Collected data entries
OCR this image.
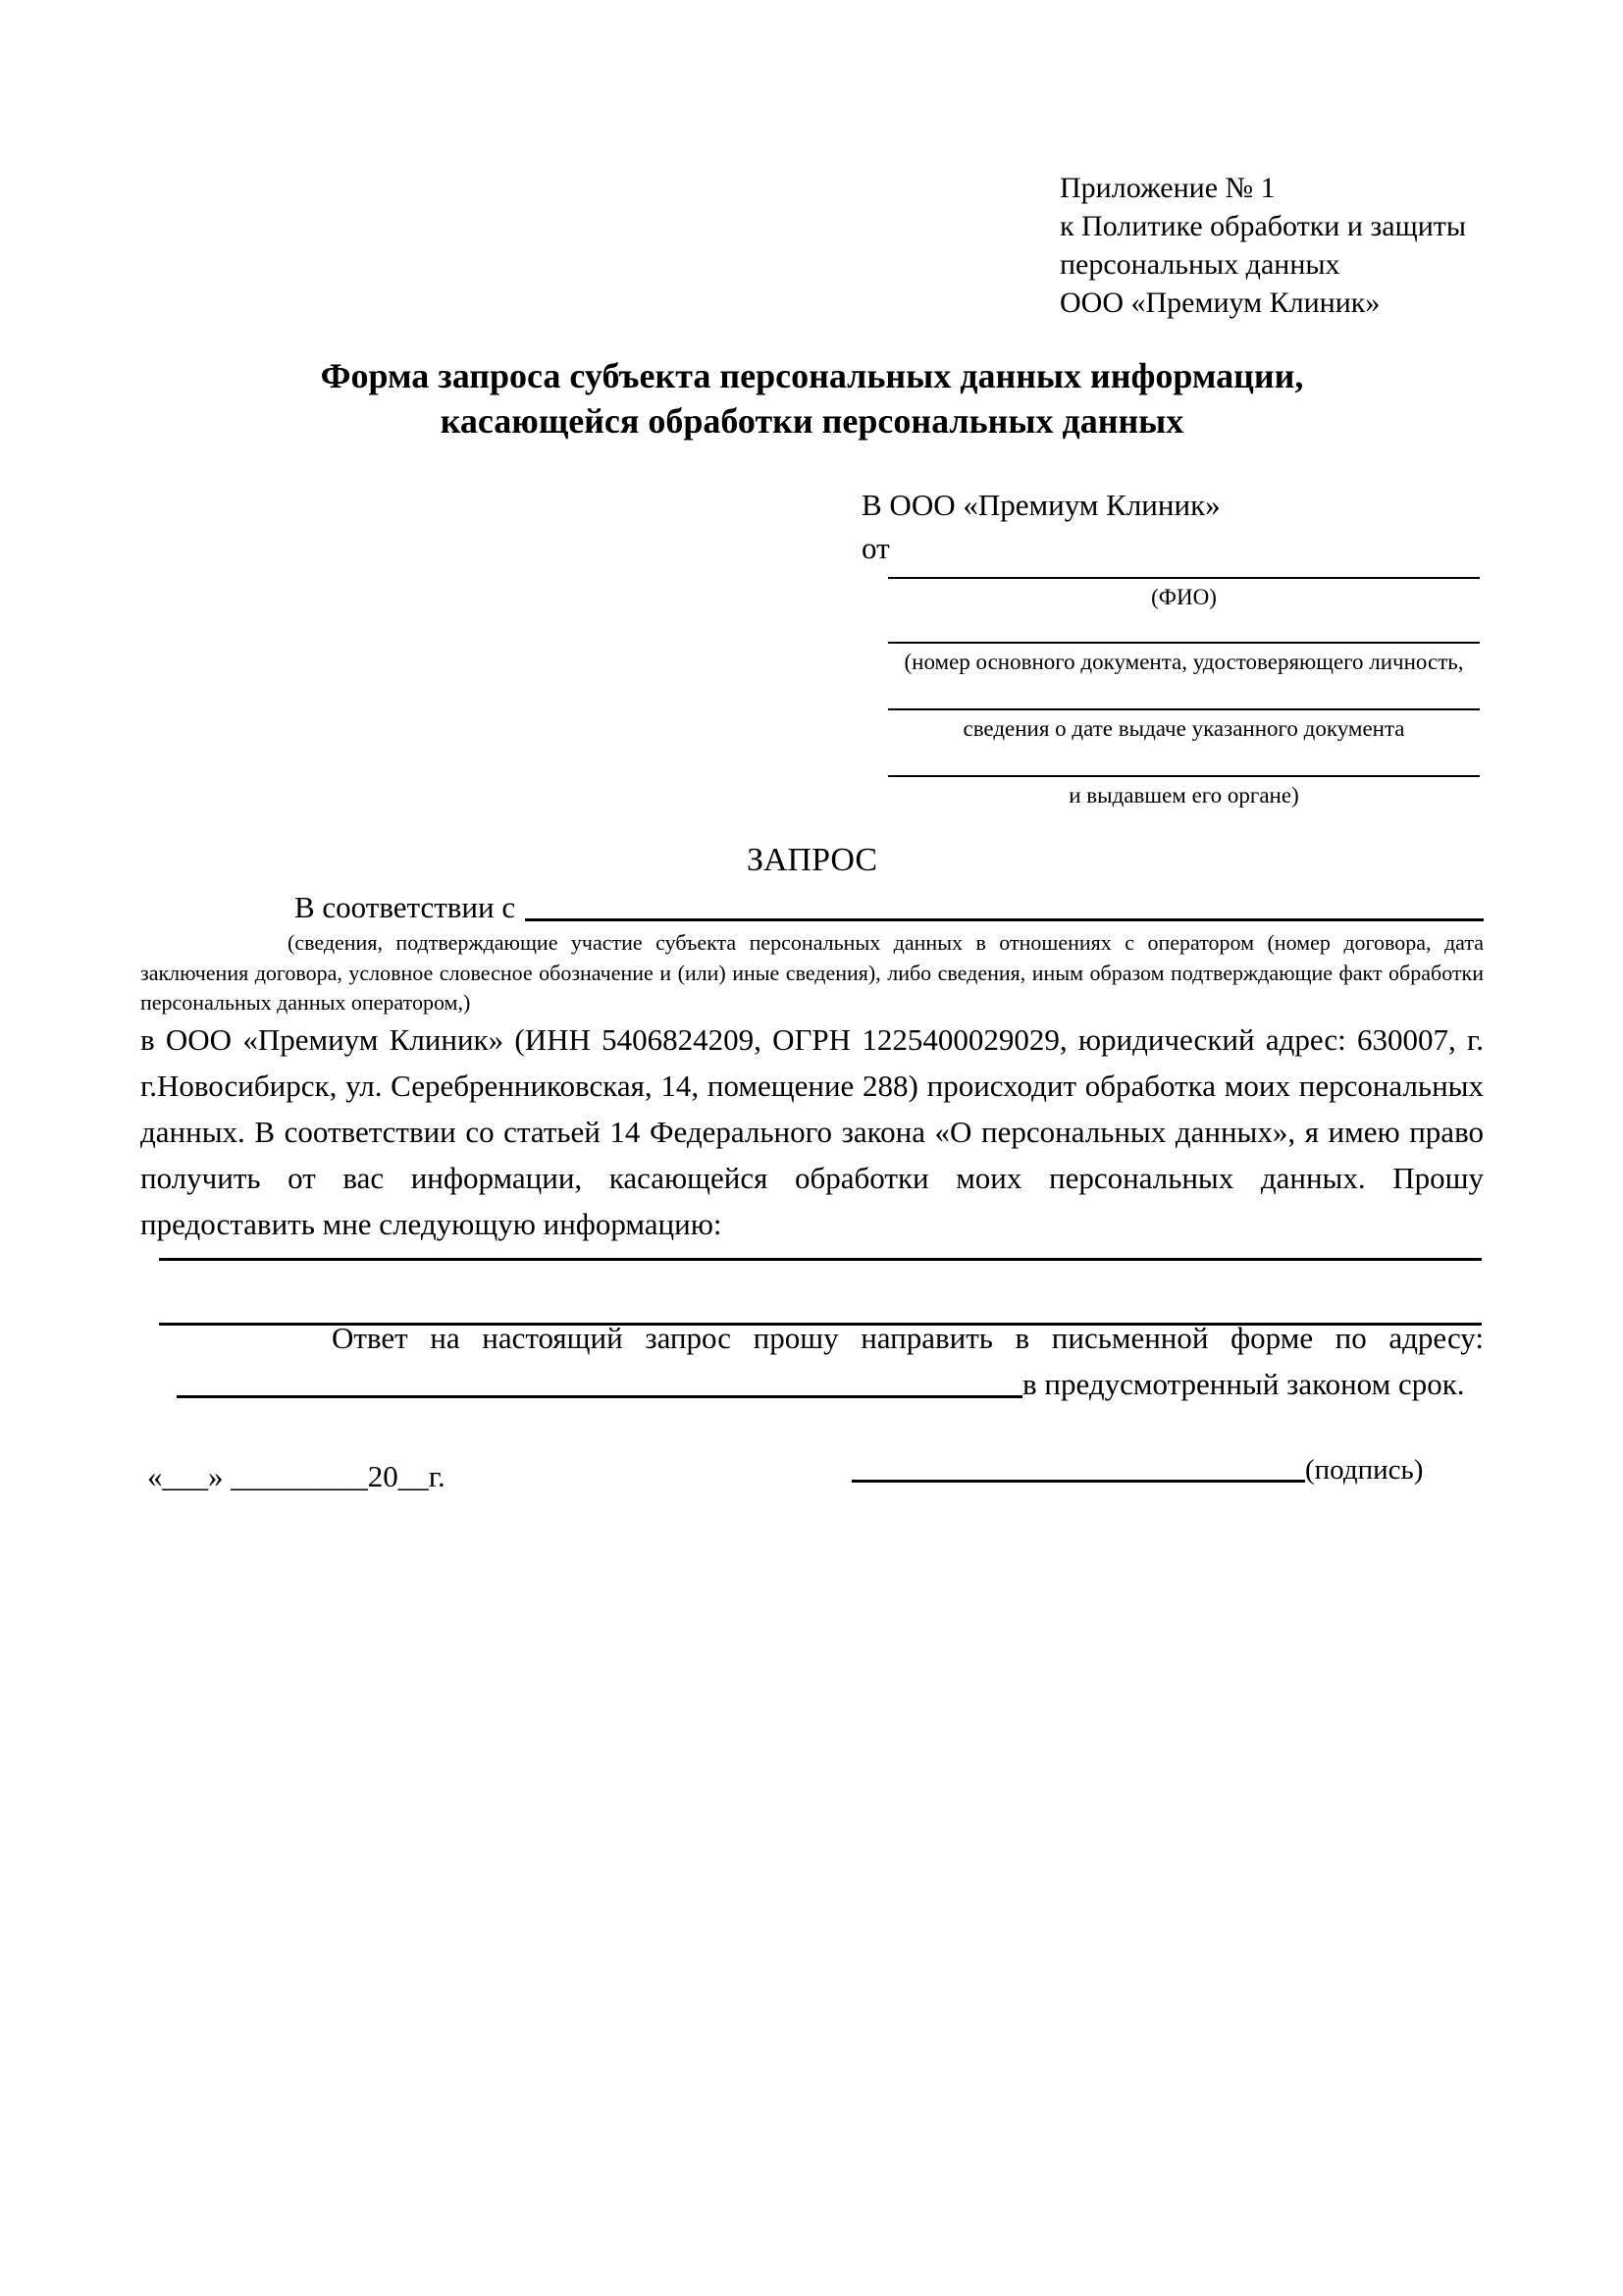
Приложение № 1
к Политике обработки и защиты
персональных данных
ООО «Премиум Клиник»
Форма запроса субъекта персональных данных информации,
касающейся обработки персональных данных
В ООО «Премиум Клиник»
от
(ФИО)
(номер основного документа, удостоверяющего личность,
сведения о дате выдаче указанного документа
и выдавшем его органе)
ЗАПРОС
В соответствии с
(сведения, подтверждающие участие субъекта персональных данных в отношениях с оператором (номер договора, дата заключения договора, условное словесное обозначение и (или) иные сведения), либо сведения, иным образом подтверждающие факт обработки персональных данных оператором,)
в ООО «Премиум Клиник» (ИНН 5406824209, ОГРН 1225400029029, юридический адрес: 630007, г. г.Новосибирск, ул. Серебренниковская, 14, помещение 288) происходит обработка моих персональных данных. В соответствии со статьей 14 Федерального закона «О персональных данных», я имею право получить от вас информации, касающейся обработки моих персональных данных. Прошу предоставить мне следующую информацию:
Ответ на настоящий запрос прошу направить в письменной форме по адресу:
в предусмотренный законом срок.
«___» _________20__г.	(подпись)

Goal -
Each line of the data that includes the word "соответствии" counts once; report the total and nothing more.

Correct result -
2